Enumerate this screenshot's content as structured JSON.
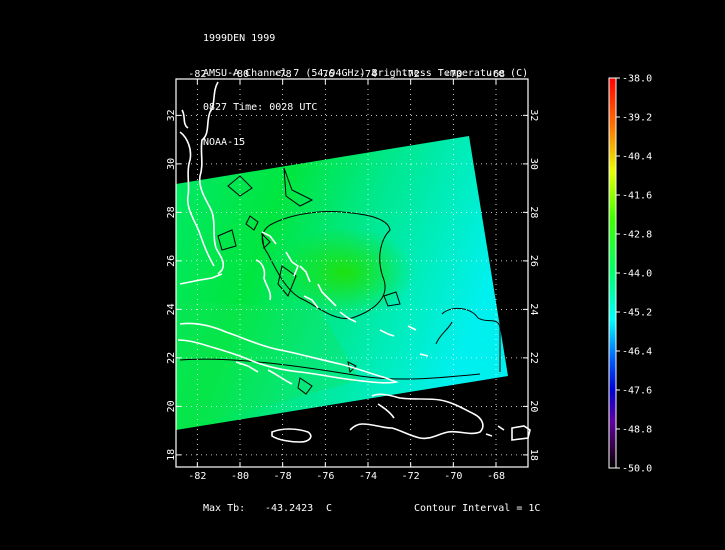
{
  "header": {
    "line1": "1999DEN 1999",
    "line2": "AMSU-A Channel 7 (54.94GHz) Brightness Temperature (C)",
    "line3": "0827 Time: 0028 UTC",
    "line4": "NOAA-15"
  },
  "map": {
    "lon_range": [
      -83,
      -66.5
    ],
    "lat_range": [
      17.5,
      33.5
    ],
    "lon_ticks": [
      "-82",
      "-80",
      "-78",
      "-76",
      "-74",
      "-72",
      "-70",
      "-68"
    ],
    "lat_ticks": [
      "18",
      "20",
      "22",
      "24",
      "26",
      "28",
      "30",
      "32"
    ],
    "grid": true,
    "colors": {
      "background": "#000000",
      "frame": "#ffffff",
      "coast": "#ffffff",
      "contour": "#000000"
    }
  },
  "colorbar": {
    "labels": [
      "-38.0",
      "-39.2",
      "-40.4",
      "-41.6",
      "-42.8",
      "-44.0",
      "-45.2",
      "-46.4",
      "-47.6",
      "-48.8",
      "-50.0"
    ]
  },
  "footer": {
    "max_label": "Max Tb:",
    "max_value": "-43.2423",
    "max_unit": "C",
    "contour": "Contour Interval = 1C"
  }
}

What you should do:
Return only those lines of the records that contain the string "contour".

Task response:
      "contour": "#000000"
    "contour": "Contour Interval = 1C"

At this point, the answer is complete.